# [Data section]
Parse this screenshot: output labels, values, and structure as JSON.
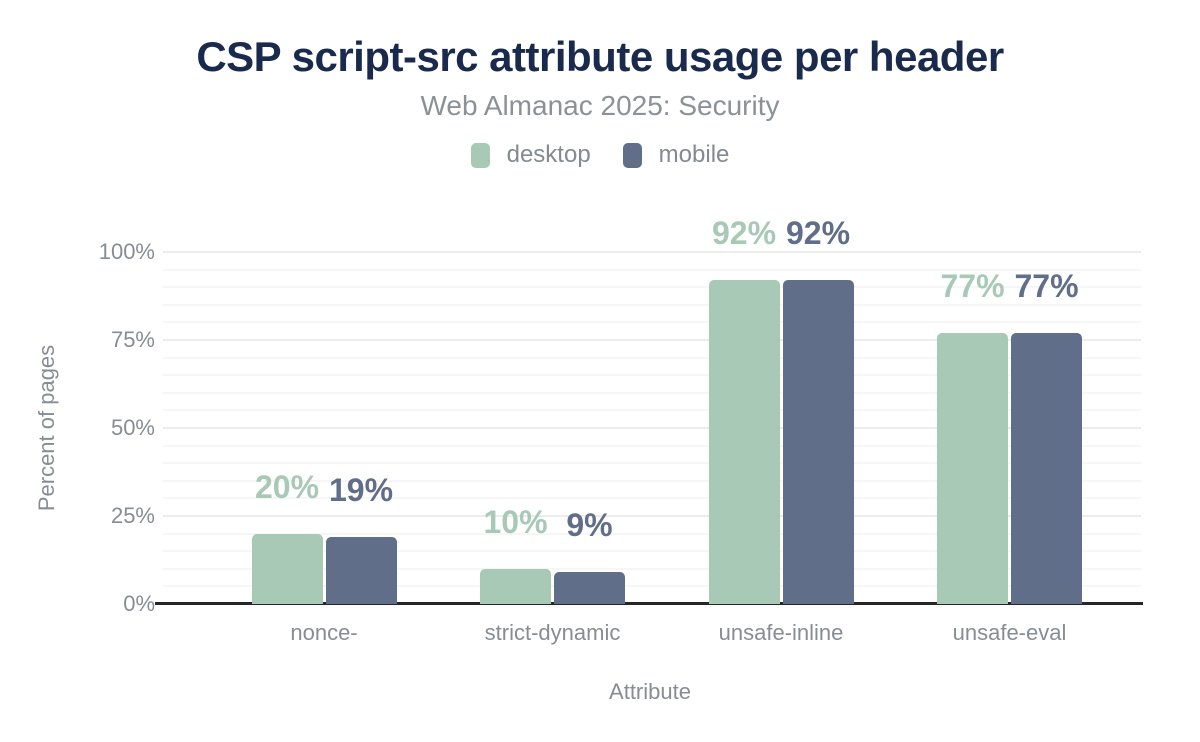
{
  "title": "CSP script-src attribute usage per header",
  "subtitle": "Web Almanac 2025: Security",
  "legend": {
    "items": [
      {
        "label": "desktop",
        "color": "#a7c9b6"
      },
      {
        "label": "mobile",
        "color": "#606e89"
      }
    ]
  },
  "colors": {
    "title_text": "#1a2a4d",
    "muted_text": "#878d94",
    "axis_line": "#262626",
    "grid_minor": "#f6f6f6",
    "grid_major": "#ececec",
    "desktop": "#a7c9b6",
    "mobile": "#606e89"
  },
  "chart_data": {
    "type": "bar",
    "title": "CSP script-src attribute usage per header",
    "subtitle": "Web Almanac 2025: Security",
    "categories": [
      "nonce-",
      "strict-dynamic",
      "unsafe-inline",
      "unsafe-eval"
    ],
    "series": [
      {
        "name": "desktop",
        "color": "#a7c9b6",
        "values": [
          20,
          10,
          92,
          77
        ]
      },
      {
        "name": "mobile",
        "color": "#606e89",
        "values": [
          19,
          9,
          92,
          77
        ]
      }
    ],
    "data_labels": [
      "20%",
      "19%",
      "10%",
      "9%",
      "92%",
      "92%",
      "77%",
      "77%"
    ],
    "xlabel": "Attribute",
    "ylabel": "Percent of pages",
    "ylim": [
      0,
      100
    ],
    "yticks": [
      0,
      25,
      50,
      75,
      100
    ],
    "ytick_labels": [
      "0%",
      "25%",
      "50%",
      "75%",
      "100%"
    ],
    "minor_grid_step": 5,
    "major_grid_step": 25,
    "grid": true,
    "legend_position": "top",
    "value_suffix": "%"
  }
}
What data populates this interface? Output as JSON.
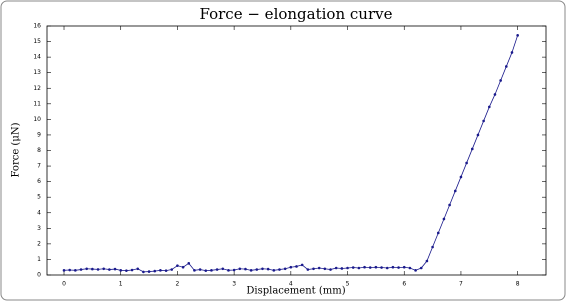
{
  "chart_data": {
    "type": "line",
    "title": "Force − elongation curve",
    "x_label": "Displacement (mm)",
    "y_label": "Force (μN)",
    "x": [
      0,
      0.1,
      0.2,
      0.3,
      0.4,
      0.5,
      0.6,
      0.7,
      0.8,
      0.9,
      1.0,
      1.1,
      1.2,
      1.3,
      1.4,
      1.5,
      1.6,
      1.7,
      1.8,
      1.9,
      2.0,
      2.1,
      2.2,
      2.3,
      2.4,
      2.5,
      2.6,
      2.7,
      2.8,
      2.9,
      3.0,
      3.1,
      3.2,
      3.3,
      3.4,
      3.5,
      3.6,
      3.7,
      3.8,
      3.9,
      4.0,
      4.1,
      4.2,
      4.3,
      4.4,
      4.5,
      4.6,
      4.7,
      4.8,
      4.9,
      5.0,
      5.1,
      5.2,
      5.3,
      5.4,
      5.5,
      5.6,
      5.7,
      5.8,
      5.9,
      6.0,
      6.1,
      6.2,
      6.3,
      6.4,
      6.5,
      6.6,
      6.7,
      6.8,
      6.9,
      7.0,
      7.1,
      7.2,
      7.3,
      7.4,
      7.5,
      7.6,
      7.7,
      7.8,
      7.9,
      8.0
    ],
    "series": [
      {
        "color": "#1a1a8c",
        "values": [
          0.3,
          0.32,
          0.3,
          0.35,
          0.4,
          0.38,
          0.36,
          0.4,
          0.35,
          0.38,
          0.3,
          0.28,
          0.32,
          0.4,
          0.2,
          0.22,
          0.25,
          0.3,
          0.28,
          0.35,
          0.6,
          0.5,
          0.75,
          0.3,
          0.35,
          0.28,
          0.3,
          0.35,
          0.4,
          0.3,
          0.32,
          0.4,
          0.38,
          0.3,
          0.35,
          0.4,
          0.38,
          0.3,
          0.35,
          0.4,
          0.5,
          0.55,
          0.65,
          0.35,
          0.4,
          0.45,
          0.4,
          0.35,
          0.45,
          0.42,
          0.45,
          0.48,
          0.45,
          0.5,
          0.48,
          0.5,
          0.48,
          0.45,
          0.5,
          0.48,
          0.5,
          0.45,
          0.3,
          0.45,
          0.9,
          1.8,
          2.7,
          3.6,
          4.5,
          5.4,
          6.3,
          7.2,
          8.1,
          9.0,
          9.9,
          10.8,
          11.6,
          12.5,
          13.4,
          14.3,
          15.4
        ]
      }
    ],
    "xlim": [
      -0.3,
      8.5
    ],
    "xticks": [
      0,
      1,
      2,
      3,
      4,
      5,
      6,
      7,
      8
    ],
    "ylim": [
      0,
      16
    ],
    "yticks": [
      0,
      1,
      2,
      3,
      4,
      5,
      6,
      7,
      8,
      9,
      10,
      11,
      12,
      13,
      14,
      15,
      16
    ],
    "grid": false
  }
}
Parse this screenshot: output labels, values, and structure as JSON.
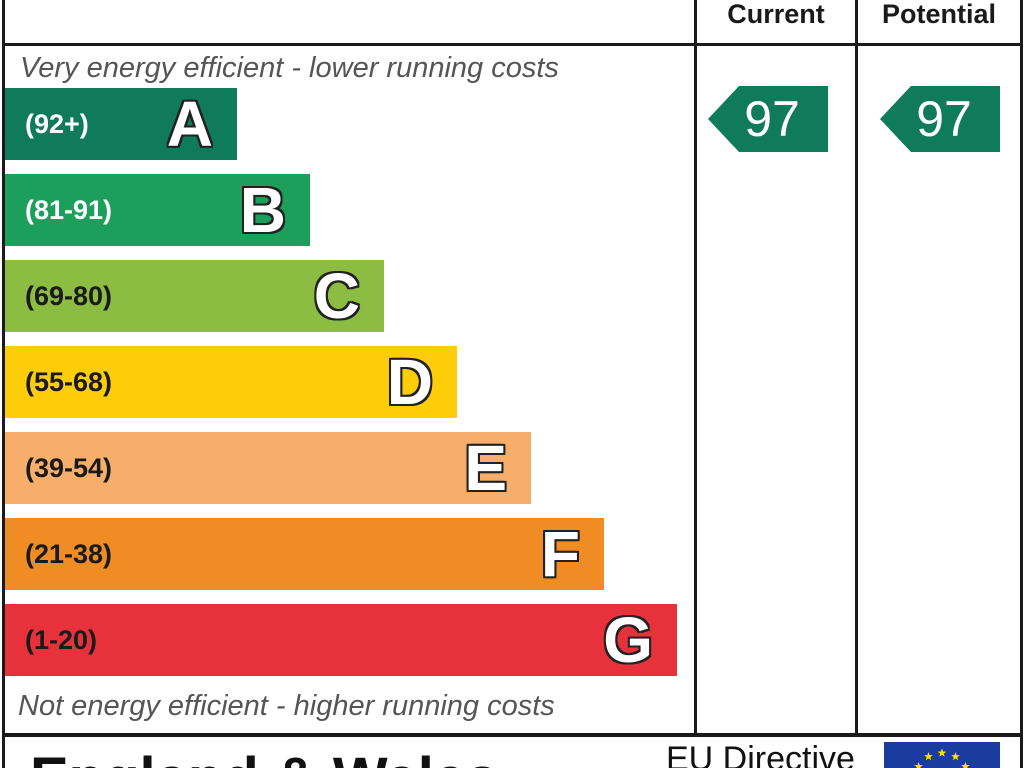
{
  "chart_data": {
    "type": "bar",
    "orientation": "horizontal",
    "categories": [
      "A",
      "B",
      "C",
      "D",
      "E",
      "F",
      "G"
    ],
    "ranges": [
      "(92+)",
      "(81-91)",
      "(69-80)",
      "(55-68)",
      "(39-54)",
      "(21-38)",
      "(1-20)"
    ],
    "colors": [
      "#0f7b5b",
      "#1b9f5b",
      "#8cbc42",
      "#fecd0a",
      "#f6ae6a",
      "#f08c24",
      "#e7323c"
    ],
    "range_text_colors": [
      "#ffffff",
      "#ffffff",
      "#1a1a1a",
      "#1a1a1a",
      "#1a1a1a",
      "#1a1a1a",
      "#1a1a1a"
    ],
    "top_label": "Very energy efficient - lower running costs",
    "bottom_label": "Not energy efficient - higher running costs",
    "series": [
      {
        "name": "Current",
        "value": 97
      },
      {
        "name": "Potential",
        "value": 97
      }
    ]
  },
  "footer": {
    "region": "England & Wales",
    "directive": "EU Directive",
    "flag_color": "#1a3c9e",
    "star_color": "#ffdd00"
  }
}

# [What to work on]
For the listing above, identify each line bearing "script".

# [Solution for this problem]
  "title": "CSP script-src attribute usage per header",
    "title": "CSP script-src attribute usage per header",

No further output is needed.